- [Written request]: Lines containing the string "JSON" are to be counted; report the total by itself.

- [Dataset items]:
= = = =
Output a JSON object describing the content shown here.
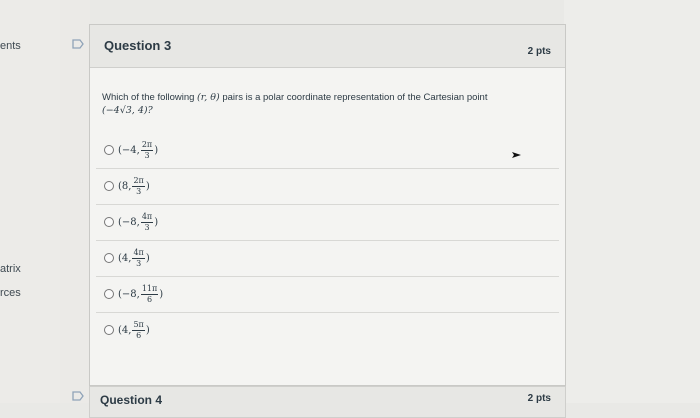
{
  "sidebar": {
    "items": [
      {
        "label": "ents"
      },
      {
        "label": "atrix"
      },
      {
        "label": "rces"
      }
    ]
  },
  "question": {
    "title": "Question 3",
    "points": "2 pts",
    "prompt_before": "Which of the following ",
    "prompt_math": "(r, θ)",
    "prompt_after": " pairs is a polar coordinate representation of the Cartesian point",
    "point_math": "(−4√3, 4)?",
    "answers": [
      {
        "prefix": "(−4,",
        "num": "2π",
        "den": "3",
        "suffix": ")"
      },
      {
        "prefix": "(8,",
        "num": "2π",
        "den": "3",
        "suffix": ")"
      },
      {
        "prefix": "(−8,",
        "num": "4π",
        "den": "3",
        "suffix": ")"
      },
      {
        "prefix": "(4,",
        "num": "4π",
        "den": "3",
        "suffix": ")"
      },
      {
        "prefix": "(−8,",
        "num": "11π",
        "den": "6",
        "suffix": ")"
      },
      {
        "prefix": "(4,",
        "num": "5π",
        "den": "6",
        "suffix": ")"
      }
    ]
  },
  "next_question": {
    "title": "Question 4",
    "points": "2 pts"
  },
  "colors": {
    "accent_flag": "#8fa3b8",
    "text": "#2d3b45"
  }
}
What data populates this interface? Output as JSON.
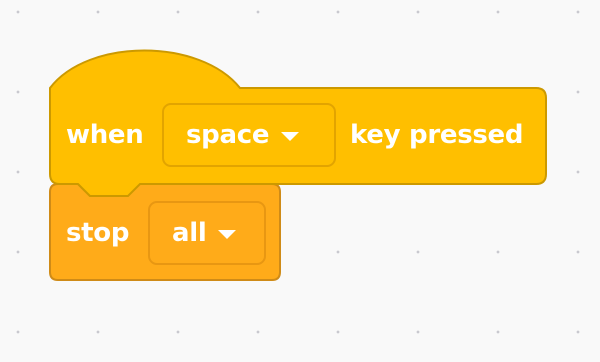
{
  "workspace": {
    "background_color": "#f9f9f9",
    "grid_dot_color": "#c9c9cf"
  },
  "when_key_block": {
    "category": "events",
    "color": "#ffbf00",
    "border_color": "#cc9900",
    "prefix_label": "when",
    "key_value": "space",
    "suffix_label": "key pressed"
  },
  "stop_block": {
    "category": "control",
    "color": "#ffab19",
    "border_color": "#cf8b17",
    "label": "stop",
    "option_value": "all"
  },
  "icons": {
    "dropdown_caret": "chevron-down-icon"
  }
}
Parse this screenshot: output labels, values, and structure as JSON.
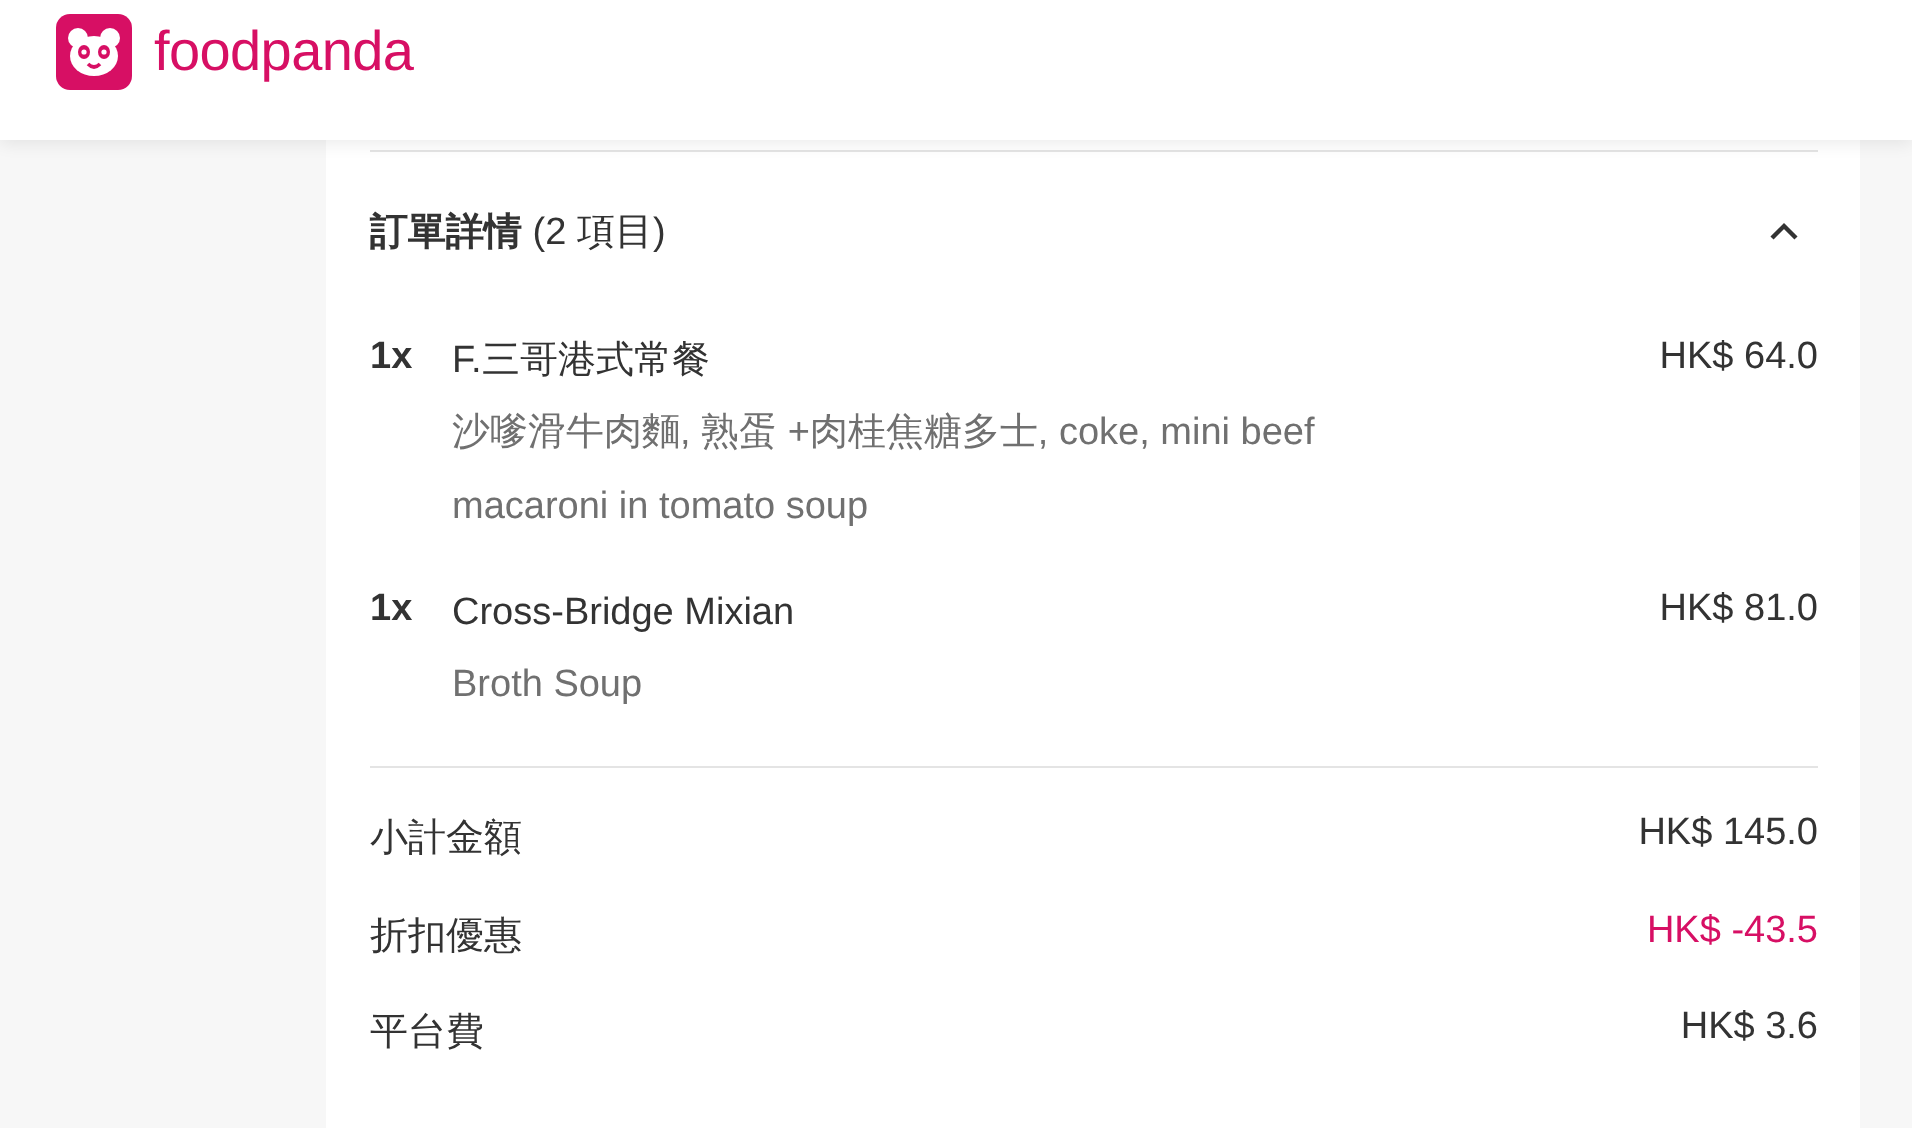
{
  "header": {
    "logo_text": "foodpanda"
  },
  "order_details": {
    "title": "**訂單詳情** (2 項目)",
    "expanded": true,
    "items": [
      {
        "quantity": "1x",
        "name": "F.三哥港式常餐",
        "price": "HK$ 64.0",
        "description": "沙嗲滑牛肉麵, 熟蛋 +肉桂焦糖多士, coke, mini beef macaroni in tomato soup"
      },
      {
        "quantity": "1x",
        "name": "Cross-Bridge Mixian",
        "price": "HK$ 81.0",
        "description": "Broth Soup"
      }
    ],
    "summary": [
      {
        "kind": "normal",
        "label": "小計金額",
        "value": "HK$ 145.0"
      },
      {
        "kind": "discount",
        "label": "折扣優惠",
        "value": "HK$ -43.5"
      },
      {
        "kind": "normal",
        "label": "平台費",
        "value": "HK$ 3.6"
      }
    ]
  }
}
= = = =
- [Output for this task]: 3